Items from a figure collection
★ ★ ★

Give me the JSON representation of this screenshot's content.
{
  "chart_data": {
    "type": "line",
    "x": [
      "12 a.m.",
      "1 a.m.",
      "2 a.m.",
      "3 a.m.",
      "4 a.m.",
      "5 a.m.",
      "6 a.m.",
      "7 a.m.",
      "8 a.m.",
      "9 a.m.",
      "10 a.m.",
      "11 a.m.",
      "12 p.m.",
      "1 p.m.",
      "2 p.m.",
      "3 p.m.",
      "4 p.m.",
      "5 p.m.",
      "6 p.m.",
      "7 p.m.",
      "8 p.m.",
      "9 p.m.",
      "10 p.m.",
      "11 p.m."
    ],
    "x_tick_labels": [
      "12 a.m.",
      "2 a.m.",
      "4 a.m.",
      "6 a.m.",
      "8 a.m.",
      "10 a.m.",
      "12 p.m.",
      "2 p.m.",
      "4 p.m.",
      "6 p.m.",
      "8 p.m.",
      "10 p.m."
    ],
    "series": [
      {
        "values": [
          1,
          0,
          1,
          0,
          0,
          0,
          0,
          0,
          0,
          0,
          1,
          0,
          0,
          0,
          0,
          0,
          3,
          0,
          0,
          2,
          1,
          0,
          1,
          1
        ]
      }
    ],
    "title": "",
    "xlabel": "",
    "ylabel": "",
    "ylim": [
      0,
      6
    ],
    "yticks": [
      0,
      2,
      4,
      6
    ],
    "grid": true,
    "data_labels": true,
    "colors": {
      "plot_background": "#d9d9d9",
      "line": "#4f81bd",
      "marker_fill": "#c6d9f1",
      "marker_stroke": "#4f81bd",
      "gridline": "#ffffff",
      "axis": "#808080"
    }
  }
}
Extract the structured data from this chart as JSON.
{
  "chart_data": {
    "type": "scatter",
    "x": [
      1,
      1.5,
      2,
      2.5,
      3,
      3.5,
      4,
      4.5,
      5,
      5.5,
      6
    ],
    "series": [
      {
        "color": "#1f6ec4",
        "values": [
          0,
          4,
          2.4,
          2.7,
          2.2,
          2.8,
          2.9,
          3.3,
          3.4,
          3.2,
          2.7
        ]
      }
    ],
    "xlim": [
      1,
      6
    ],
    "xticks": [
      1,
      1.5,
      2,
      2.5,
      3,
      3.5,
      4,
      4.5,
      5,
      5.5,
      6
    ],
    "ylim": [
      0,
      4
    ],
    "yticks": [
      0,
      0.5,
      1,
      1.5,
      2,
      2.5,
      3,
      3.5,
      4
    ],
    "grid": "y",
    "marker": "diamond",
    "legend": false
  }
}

★ ★ ★

Aim
In the listing above, how many lines include the word "this"? Answer with the number and nothing more.

The response
2